• [What to do]
Search the listing below for "xlabel". Copy each matching line.

Records from a data source
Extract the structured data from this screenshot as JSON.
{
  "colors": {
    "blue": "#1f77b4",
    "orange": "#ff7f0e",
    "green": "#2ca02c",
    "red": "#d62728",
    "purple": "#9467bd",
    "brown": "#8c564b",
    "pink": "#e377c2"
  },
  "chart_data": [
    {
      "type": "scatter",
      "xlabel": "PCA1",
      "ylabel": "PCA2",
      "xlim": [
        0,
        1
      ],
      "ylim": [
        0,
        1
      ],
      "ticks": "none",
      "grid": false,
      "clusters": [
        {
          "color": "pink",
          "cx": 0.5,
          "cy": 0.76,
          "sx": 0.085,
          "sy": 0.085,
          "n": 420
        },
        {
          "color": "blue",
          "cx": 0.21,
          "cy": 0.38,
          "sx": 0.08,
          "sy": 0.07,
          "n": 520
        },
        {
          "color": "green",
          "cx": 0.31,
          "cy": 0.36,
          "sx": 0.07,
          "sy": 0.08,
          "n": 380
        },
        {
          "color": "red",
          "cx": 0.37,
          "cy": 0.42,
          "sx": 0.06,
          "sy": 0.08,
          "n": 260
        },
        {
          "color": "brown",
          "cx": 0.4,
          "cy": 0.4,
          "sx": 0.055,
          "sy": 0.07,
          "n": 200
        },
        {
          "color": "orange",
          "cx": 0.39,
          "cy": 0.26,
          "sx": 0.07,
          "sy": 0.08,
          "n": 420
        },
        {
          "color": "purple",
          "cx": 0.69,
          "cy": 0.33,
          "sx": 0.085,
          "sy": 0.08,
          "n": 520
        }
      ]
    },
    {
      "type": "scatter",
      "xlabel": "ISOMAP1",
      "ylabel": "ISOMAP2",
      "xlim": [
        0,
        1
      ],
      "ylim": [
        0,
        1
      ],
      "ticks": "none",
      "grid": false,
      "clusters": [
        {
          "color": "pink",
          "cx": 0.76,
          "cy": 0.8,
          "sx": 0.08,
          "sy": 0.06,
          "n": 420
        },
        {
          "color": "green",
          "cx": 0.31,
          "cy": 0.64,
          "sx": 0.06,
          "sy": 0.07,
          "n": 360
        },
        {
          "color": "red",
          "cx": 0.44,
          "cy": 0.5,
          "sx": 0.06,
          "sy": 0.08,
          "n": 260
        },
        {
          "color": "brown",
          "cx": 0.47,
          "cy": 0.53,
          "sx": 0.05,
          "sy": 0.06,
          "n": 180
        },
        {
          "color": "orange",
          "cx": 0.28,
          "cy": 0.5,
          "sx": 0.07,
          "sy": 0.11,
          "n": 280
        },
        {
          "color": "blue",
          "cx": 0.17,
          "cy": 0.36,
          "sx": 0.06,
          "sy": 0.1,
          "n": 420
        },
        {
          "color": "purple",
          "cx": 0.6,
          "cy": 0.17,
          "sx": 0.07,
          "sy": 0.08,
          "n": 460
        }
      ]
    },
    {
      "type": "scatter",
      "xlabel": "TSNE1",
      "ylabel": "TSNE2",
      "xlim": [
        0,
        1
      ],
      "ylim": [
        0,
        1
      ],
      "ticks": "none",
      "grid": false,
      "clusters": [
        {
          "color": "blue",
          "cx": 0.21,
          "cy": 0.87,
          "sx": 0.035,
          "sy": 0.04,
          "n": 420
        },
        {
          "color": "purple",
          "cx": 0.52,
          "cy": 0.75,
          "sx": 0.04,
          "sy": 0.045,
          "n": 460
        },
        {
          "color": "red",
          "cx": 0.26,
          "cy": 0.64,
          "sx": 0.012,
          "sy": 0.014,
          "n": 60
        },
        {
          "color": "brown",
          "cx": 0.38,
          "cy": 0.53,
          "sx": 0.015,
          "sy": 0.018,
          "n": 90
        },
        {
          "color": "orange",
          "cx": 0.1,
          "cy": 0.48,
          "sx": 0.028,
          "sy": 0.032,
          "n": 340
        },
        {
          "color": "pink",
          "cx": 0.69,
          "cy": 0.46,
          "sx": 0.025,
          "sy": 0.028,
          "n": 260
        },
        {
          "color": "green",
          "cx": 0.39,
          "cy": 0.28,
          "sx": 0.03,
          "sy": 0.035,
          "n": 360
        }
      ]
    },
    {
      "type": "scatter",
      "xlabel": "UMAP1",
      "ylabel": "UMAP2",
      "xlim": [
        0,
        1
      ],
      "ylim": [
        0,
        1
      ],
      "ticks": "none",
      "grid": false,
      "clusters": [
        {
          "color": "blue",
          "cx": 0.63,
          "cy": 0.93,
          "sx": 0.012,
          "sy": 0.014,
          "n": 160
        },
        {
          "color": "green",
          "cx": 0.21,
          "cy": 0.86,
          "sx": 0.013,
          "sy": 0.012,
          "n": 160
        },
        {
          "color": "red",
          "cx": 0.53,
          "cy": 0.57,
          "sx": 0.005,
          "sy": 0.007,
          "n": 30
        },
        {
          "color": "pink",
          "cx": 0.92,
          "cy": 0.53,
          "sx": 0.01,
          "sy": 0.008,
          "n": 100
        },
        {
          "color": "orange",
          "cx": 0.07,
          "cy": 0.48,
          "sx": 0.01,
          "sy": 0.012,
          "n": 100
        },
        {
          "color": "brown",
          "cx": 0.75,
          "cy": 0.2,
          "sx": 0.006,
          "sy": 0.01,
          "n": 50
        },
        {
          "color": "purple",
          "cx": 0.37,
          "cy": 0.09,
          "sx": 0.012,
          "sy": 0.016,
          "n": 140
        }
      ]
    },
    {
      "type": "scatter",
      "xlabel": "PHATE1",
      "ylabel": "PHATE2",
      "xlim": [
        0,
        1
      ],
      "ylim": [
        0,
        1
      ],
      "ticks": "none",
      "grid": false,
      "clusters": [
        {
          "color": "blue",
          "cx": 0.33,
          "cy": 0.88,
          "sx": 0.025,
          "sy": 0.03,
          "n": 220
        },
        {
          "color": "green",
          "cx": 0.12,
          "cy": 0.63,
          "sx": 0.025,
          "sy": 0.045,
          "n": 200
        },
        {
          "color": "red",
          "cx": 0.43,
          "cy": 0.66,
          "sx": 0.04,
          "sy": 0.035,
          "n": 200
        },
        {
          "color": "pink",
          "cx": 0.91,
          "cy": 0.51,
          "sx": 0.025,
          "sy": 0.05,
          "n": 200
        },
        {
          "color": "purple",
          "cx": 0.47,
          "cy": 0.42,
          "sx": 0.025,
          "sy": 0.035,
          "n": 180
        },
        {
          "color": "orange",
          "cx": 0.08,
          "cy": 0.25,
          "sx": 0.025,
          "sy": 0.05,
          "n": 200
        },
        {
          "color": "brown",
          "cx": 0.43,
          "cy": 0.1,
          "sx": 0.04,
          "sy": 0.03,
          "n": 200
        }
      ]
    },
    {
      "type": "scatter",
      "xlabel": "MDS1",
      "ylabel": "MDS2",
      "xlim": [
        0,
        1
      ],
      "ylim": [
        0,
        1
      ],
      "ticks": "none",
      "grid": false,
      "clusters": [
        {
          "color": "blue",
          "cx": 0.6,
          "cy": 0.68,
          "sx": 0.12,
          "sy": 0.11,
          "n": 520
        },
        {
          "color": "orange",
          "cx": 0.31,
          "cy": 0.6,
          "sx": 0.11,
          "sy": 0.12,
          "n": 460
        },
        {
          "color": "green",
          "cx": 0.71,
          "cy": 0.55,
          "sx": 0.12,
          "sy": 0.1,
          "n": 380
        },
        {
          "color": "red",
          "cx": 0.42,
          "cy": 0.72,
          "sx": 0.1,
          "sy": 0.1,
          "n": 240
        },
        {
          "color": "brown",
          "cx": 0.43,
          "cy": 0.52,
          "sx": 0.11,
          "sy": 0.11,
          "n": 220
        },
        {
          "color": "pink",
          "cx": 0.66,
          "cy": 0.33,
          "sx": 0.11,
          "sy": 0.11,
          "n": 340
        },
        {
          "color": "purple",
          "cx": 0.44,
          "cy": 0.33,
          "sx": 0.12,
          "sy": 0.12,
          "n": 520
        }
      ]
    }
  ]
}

• [Task result]
      "xlabel": "PCA1",
      "xlabel": "ISOMAP1",
      "xlabel": "TSNE1",
      "xlabel": "UMAP1",
      "xlabel": "PHATE1",
      "xlabel": "MDS1",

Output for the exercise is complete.